[PROBLEM DETAILS]:
Go through the listing and copy each line with the string "FTime".

(Dataset records)
* begin *

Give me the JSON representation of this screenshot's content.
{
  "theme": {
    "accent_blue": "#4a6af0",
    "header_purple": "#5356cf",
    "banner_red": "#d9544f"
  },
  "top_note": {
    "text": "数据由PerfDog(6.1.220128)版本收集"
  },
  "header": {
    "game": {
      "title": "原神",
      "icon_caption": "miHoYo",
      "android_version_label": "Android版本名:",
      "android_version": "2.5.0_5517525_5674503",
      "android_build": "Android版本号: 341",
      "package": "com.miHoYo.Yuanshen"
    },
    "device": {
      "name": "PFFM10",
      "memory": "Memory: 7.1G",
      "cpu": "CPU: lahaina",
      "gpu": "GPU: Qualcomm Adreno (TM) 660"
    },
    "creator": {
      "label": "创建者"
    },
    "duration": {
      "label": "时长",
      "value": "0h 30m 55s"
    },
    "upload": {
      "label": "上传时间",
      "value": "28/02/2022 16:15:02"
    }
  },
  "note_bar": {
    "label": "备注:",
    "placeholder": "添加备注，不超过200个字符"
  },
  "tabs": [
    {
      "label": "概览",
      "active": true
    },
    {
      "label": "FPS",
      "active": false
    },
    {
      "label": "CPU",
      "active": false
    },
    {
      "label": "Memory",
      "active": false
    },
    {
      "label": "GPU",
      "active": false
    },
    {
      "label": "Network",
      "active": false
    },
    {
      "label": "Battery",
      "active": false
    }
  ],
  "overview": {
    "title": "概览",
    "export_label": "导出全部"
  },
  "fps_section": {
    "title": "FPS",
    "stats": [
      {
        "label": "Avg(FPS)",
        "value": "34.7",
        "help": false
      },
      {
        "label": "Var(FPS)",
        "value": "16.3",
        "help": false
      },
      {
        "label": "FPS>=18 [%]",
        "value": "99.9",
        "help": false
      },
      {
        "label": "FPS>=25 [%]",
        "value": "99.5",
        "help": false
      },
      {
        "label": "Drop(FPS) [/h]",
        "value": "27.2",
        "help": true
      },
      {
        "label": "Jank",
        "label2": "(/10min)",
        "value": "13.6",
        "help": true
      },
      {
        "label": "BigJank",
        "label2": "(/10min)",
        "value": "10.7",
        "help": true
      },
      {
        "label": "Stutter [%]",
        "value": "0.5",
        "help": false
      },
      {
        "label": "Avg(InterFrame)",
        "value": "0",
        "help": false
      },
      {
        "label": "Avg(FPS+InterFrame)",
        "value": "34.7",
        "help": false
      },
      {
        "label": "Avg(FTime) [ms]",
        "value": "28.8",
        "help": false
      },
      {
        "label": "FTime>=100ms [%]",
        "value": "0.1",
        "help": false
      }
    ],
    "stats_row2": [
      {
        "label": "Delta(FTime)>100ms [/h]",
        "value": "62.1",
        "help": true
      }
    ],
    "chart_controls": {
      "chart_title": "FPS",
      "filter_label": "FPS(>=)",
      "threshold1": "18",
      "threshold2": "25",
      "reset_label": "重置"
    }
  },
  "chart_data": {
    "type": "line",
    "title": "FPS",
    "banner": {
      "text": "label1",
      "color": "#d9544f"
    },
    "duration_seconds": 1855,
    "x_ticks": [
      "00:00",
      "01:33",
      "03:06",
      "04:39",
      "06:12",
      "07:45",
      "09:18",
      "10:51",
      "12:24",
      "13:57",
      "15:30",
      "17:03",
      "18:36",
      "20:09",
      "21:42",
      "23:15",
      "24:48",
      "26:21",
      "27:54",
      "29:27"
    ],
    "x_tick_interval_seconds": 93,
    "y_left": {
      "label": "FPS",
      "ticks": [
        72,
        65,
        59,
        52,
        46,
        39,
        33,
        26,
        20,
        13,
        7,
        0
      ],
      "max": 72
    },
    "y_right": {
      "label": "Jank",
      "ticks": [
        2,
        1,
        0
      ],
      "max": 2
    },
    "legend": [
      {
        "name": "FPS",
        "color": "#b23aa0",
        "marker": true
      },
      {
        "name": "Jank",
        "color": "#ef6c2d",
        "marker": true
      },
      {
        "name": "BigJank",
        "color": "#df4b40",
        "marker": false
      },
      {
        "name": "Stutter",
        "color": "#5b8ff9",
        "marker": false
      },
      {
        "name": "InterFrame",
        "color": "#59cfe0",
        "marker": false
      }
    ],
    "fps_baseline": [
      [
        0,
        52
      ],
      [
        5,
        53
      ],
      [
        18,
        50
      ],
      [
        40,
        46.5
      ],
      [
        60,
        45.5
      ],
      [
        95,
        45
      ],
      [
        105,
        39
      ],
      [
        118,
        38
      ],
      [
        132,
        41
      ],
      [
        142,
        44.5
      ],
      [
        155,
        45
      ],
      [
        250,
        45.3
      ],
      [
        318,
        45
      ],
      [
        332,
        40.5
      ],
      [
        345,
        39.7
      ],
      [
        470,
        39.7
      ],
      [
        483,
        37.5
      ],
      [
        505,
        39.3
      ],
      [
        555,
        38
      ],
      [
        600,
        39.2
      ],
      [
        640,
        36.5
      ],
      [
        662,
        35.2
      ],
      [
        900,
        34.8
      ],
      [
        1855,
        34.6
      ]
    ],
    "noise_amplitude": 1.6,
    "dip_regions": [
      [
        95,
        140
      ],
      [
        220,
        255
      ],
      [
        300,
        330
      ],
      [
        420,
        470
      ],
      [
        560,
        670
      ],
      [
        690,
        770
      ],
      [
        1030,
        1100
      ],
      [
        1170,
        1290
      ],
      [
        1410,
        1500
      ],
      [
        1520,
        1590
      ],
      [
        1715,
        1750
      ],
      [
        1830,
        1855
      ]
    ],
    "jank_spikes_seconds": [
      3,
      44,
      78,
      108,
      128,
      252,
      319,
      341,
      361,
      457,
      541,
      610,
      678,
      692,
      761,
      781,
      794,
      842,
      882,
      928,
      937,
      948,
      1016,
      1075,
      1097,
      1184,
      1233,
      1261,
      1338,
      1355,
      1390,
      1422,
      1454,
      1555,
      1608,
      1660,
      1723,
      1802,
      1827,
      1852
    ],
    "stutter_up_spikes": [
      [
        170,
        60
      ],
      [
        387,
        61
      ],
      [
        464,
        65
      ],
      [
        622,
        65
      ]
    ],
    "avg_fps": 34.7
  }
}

* end *

[ANSWER FOR THE TASK]:
        "label": "Avg(FTime) [ms]",
        "label": "FTime>=100ms [%]",
        "label": "Delta(FTime)>100ms [/h]",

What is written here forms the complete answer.